— start Input for this task —

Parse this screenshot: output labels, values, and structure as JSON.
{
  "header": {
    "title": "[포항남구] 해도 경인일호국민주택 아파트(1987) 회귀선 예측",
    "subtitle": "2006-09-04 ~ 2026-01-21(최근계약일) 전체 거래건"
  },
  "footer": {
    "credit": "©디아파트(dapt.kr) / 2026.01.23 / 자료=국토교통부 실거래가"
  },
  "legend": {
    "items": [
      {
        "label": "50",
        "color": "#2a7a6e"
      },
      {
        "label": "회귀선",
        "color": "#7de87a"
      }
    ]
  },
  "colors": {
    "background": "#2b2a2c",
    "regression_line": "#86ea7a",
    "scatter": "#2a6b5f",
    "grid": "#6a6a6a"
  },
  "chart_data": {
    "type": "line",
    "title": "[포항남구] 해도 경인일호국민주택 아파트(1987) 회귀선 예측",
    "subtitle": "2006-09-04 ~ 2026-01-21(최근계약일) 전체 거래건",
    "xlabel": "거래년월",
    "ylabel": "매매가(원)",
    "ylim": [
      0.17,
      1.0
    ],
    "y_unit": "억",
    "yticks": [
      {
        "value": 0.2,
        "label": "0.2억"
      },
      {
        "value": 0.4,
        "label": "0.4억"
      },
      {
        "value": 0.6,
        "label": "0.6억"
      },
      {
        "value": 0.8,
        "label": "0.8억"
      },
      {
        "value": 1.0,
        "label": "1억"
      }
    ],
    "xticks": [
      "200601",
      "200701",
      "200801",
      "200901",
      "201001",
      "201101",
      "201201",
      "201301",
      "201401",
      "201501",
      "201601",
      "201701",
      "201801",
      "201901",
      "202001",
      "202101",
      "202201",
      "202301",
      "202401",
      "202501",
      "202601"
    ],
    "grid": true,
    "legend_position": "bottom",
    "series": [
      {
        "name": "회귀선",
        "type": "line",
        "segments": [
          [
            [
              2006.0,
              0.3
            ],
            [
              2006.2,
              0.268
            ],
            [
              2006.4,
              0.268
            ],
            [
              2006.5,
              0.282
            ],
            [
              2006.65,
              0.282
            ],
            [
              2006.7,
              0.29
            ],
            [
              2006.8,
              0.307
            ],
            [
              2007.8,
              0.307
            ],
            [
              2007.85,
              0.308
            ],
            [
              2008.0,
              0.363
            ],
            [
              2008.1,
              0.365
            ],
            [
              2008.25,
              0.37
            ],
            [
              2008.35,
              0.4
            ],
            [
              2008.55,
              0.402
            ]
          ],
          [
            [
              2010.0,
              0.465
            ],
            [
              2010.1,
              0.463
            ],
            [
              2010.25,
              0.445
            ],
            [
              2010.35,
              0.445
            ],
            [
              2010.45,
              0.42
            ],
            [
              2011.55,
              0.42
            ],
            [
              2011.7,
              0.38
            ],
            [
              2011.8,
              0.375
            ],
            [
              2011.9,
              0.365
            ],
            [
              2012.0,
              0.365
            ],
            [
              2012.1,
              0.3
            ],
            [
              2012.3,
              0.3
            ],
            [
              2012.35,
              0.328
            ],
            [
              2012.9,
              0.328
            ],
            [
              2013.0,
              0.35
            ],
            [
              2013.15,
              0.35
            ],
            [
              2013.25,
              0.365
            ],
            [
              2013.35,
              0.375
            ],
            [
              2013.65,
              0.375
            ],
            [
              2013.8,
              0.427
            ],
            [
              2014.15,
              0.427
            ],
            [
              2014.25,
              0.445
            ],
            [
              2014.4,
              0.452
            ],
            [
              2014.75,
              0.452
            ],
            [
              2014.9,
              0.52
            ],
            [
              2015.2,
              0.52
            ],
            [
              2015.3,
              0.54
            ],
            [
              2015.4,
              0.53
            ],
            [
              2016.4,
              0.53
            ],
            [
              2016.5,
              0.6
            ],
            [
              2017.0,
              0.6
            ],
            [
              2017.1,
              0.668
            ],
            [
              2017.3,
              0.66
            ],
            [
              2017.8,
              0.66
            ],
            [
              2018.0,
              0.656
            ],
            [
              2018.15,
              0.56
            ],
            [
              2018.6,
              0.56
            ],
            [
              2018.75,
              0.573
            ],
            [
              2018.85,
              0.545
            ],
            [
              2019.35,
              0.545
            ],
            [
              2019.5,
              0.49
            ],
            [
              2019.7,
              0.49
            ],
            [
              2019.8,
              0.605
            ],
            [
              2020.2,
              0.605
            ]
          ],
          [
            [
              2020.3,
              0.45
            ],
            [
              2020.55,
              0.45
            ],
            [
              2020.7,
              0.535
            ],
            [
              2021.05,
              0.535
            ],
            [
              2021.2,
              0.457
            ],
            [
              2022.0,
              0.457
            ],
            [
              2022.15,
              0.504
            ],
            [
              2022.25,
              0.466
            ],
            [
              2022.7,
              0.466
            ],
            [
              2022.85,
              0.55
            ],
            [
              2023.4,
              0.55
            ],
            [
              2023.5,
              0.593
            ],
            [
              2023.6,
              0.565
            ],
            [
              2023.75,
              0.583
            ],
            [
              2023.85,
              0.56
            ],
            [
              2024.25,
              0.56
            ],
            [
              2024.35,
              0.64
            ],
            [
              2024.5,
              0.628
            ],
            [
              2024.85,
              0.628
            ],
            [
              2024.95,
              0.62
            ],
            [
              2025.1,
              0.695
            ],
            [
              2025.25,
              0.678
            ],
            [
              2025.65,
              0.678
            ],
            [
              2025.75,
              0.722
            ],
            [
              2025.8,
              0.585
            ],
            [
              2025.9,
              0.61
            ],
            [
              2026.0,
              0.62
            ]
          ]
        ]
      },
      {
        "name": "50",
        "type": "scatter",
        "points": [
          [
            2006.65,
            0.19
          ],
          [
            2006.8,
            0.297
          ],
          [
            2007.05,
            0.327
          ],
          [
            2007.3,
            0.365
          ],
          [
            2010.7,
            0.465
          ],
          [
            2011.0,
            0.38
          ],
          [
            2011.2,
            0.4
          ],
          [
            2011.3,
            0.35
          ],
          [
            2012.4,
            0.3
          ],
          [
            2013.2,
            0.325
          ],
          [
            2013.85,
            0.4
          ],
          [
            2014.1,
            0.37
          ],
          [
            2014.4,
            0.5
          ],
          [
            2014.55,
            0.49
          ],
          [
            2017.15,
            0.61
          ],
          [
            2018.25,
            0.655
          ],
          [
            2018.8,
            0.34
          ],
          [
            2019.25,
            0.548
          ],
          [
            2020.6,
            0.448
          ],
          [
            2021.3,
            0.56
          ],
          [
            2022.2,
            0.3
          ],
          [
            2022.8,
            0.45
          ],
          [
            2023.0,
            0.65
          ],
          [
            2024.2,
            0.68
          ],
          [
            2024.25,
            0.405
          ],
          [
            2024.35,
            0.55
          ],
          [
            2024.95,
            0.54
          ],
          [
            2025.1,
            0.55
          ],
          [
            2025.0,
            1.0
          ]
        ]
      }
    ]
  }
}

— end Input for this task —

■ **Work required**:
In the data above, count the lines where the word "최근계약일" appears; reply with the number only.

■ **Written response**:
2